● Objective:
Rename "legend-label" to "legend-entry" throughout the material below, keeping every other line and character the same.

Region annotation records:
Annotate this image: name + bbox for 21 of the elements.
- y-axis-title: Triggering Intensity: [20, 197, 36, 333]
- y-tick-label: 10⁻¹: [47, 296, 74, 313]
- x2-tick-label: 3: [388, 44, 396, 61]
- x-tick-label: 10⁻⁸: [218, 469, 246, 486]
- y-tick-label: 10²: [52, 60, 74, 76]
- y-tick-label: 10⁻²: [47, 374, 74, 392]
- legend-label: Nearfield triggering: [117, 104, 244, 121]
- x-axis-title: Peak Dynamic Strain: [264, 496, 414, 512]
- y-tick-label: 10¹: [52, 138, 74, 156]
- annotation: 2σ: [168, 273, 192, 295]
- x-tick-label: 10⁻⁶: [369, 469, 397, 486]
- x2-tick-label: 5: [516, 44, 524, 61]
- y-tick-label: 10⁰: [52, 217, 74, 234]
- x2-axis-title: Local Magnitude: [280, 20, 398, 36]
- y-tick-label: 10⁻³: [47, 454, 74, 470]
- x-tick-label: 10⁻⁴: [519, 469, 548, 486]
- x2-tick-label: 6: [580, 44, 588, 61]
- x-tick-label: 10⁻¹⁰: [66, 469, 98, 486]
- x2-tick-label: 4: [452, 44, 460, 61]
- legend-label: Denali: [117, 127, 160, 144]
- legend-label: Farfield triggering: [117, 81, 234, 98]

● The output:
Annotate this image: name + bbox for 21 of the elements.
- y-axis-title: Triggering Intensity: [20, 197, 36, 333]
- y-tick-label: 10⁻¹: [47, 296, 74, 313]
- x2-tick-label: 3: [388, 44, 396, 61]
- x-tick-label: 10⁻⁸: [218, 469, 246, 486]
- y-tick-label: 10²: [52, 60, 74, 76]
- y-tick-label: 10⁻²: [47, 374, 74, 392]
- legend-entry: Nearfield triggering: [117, 104, 244, 121]
- x-axis-title: Peak Dynamic Strain: [264, 496, 414, 512]
- y-tick-label: 10¹: [52, 138, 74, 156]
- annotation: 2σ: [168, 273, 192, 295]
- x-tick-label: 10⁻⁶: [369, 469, 397, 486]
- x2-tick-label: 5: [516, 44, 524, 61]
- y-tick-label: 10⁰: [52, 217, 74, 234]
- x2-axis-title: Local Magnitude: [280, 20, 398, 36]
- y-tick-label: 10⁻³: [47, 454, 74, 470]
- x-tick-label: 10⁻⁴: [519, 469, 548, 486]
- x2-tick-label: 6: [580, 44, 588, 61]
- x-tick-label: 10⁻¹⁰: [66, 469, 98, 486]
- x2-tick-label: 4: [452, 44, 460, 61]
- legend-entry: Denali: [117, 127, 160, 144]
- legend-entry: Farfield triggering: [117, 81, 234, 98]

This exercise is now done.